Stored entries:
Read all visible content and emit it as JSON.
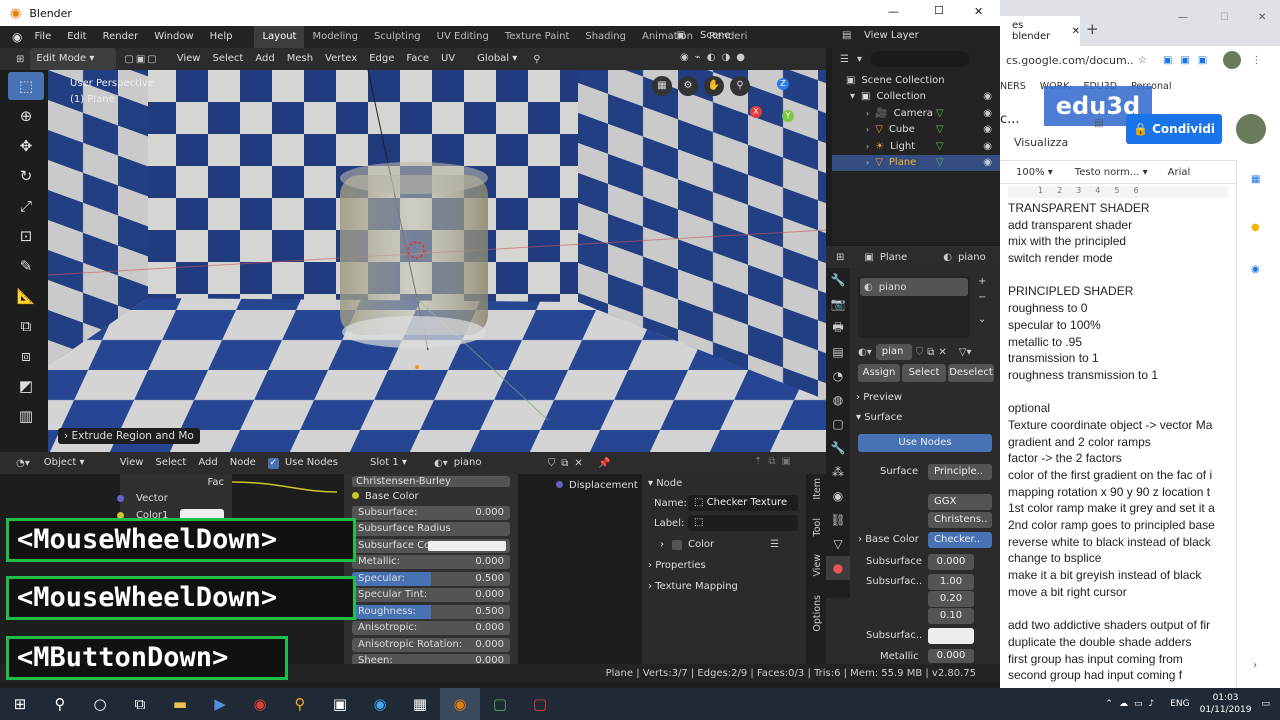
{
  "window": {
    "title": "Blender",
    "minimize": "—",
    "maximize": "☐",
    "close": "✕"
  },
  "menu": {
    "items": [
      "File",
      "Edit",
      "Render",
      "Window",
      "Help"
    ]
  },
  "workspaces": {
    "tabs": [
      "Layout",
      "Modeling",
      "Sculpting",
      "UV Editing",
      "Texture Paint",
      "Shading",
      "Animation",
      "Renderi"
    ],
    "active": "Layout"
  },
  "scene": {
    "label": "Scene",
    "view_layer": "View Layer"
  },
  "viewport_header": {
    "mode": "Edit Mode",
    "items": [
      "View",
      "Select",
      "Add",
      "Mesh",
      "Vertex",
      "Edge",
      "Face",
      "UV"
    ],
    "orientation": "Global"
  },
  "viewport": {
    "perspective": "User Perspective",
    "object": "(1) Plane",
    "operator": "Extrude Region and Mo",
    "gizmo": {
      "x": "X",
      "y": "Y",
      "z": "Z"
    }
  },
  "outliner": {
    "root": "Scene Collection",
    "collection": "Collection",
    "items": [
      {
        "name": "Camera",
        "icon": "camera-icon",
        "color": "#e69a3b"
      },
      {
        "name": "Cube",
        "icon": "cube-icon",
        "color": "#e69a3b"
      },
      {
        "name": "Light",
        "icon": "light-icon",
        "color": "#e69a3b"
      },
      {
        "name": "Plane",
        "icon": "plane-icon",
        "color": "#e69a3b",
        "selected": true
      }
    ]
  },
  "properties": {
    "object_name": "Plane",
    "material_name": "piano",
    "slot_item": "piano",
    "material_field": "pian",
    "assign": "Assign",
    "select": "Select",
    "deselect": "Deselect",
    "preview": "Preview",
    "surface": "Surface",
    "use_nodes": "Use Nodes",
    "surface_shader": "Principle..",
    "distribution": "GGX",
    "subsurface_method": "Christens..",
    "base_color_label": "Base Color",
    "base_color_value": "Checker..",
    "subsurface_label": "Subsurface",
    "subsurface_value": "0.000",
    "subsurface_radius_label": "Subsurfac..",
    "radius": [
      "1.00",
      "0.20",
      "0.10"
    ],
    "subsurface_color_label": "Subsurfac..",
    "metallic_label": "Metallic",
    "metallic_value": "0.000",
    "surface_label": "Surface"
  },
  "node_header": {
    "type": "Object",
    "items": [
      "View",
      "Select",
      "Add",
      "Node"
    ],
    "use_nodes": "Use Nodes",
    "slot": "Slot 1",
    "material": "piano"
  },
  "node_editor": {
    "checker": {
      "fac": "Fac",
      "vector": "Vector",
      "color1": "Color1"
    },
    "principled": {
      "distribution": "Christensen-Burley",
      "base_color": "Base Color",
      "rows": [
        {
          "label": "Subsurface:",
          "value": "0.000",
          "fill": 0
        },
        {
          "label": "Subsurface Radius",
          "value": "",
          "fill": 0
        },
        {
          "label": "Subsurface Color",
          "value": "",
          "fill": 0
        },
        {
          "label": "Metallic:",
          "value": "0.000",
          "fill": 0
        },
        {
          "label": "Specular:",
          "value": "0.500",
          "fill": 0.5
        },
        {
          "label": "Specular Tint:",
          "value": "0.000",
          "fill": 0
        },
        {
          "label": "Roughness:",
          "value": "0.500",
          "fill": 0.5
        },
        {
          "label": "Anisotropic:",
          "value": "0.000",
          "fill": 0
        },
        {
          "label": "Anisotropic Rotation:",
          "value": "0.000",
          "fill": 0
        },
        {
          "label": "Sheen:",
          "value": "0.000",
          "fill": 0
        }
      ]
    },
    "displacement": "Displacement"
  },
  "node_panel": {
    "title": "Node",
    "name_label": "Name:",
    "name_value": "Checker Texture",
    "label_label": "Label:",
    "color": "Color",
    "properties": "Properties",
    "texture_mapping": "Texture Mapping"
  },
  "side_tabs": [
    "Item",
    "Tool",
    "View",
    "Options"
  ],
  "status": "Plane | Verts:3/7 | Edges:2/9 | Faces:0/3 | Tris:6 | Mem: 55.9 MB | v2.80.75",
  "key_overlays": [
    "<MouseWheelDown>",
    "<MouseWheelDown>",
    "<MButtonDown>"
  ],
  "browser": {
    "tab_title": "es blender",
    "url": "cs.google.com/docum...",
    "bookmarks": [
      "NERS",
      "WORK",
      "EDU3D",
      "Personal"
    ],
    "doc_title_fragment": "c...",
    "menu_fragment": "Visualizza",
    "share": "Condividi",
    "logo": "edu3d",
    "zoom": "100%",
    "style": "Testo norm...",
    "font": "Arial"
  },
  "document_lines": [
    "TRANSPARENT SHADER",
    "add transparent shader",
    "mix with the principled",
    "switch render mode",
    "",
    "PRINCIPLED SHADER",
    "roughness to 0",
    "specular to 100%",
    "metallic to .95",
    "transmission to 1",
    "roughness transmission to 1",
    "",
    "optional",
    "Texture coordinate object -> vector Ma",
    "gradient and 2 color ramps",
    "factor -> the 2 factors",
    "color of the first gradient on the fac of i",
    "mapping rotation x 90 y 90 z location t",
    "1st color ramp make it grey and set it a",
    "2nd color ramp goes to principled base",
    "reverse white to black instead of black",
    "change to bsplice",
    "make it a bit greyish instead of black",
    "move a bit right cursor",
    "",
    "add two addictive shaders output of fir",
    "duplicate the double shade adders",
    "first group has input coming from",
    "second group had input coming f"
  ],
  "taskbar": {
    "lang": "ENG",
    "time": "01:03",
    "date": "01/11/2019"
  }
}
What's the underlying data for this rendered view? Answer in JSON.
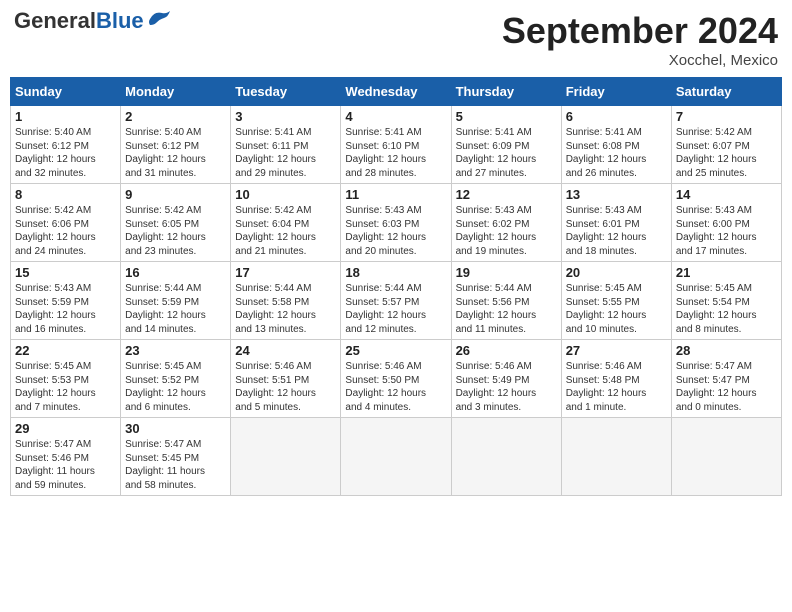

What is required | Look for the word "distribution" and return every line where it occurs.

Final result |
    "distribution": "GGX",
      "distribution": "Christensen-Burley",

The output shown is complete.